# PROBLEM DETAILS
Copy out all lines that carry the word "folder".

Collected data
********************

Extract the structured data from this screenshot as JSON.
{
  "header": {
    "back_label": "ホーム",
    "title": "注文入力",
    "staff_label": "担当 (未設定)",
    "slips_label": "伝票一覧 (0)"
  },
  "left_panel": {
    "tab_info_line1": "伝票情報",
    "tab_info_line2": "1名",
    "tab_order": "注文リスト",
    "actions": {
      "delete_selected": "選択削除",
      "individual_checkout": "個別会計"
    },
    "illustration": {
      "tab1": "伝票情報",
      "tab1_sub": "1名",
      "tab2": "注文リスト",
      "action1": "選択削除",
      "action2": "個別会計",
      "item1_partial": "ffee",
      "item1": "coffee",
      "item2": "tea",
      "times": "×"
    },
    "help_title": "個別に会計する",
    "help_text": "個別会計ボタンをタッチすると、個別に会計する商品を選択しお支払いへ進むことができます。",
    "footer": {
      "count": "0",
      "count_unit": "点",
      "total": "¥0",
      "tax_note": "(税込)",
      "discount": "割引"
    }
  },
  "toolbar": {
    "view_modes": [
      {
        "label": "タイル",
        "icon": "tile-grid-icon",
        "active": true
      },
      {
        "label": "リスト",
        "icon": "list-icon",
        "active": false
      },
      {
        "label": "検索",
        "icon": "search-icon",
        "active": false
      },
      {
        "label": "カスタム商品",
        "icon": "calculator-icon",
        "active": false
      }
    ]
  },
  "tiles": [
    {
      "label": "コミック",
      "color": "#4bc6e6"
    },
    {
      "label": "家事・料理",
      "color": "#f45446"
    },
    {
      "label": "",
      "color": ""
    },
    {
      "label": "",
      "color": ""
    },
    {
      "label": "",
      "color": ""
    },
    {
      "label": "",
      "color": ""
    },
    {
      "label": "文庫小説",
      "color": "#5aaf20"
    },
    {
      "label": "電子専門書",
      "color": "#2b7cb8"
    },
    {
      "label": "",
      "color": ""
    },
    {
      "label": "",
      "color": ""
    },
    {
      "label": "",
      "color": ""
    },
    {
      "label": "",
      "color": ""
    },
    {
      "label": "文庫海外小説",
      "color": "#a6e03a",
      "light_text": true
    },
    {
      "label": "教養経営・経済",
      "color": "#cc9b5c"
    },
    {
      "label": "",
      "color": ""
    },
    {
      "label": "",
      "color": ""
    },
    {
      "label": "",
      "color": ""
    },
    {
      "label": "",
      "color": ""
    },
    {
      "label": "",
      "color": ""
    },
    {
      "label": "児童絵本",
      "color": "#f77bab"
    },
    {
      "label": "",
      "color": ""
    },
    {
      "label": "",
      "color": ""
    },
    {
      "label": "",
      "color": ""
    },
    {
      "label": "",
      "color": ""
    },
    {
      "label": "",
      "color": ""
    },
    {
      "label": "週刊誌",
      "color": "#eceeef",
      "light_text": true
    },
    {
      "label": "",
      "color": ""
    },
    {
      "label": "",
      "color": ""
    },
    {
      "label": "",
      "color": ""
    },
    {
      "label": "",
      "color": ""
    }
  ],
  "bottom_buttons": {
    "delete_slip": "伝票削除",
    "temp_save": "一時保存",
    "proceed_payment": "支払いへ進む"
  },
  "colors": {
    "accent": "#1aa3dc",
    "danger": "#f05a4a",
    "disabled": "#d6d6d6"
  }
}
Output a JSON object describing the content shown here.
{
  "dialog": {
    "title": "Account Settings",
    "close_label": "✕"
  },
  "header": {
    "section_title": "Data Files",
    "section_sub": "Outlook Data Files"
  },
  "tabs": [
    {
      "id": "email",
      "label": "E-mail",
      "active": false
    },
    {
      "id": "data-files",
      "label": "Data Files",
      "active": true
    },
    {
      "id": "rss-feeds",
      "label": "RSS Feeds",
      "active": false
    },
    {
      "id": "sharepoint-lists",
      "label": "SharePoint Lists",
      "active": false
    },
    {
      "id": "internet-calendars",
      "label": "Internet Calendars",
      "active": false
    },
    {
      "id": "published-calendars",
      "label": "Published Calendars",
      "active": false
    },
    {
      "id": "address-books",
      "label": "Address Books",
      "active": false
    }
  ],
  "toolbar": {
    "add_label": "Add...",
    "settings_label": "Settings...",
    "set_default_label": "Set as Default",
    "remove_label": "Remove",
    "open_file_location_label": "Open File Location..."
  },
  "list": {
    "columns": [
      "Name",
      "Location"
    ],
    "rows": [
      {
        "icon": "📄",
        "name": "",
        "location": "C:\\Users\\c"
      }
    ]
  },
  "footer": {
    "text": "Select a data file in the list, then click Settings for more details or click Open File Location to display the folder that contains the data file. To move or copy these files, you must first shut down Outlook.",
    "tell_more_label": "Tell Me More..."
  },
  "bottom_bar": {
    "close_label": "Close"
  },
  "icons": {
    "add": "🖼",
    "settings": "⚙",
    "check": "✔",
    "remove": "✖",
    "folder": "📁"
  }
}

********************

# COMPLETE RESPONSE
    "text": "Select a data file in the list, then click Settings for more details or click Open File Location to display the folder that contains the data file. To move or copy these files, you must first shut down Outlook.",
    "folder": "📁"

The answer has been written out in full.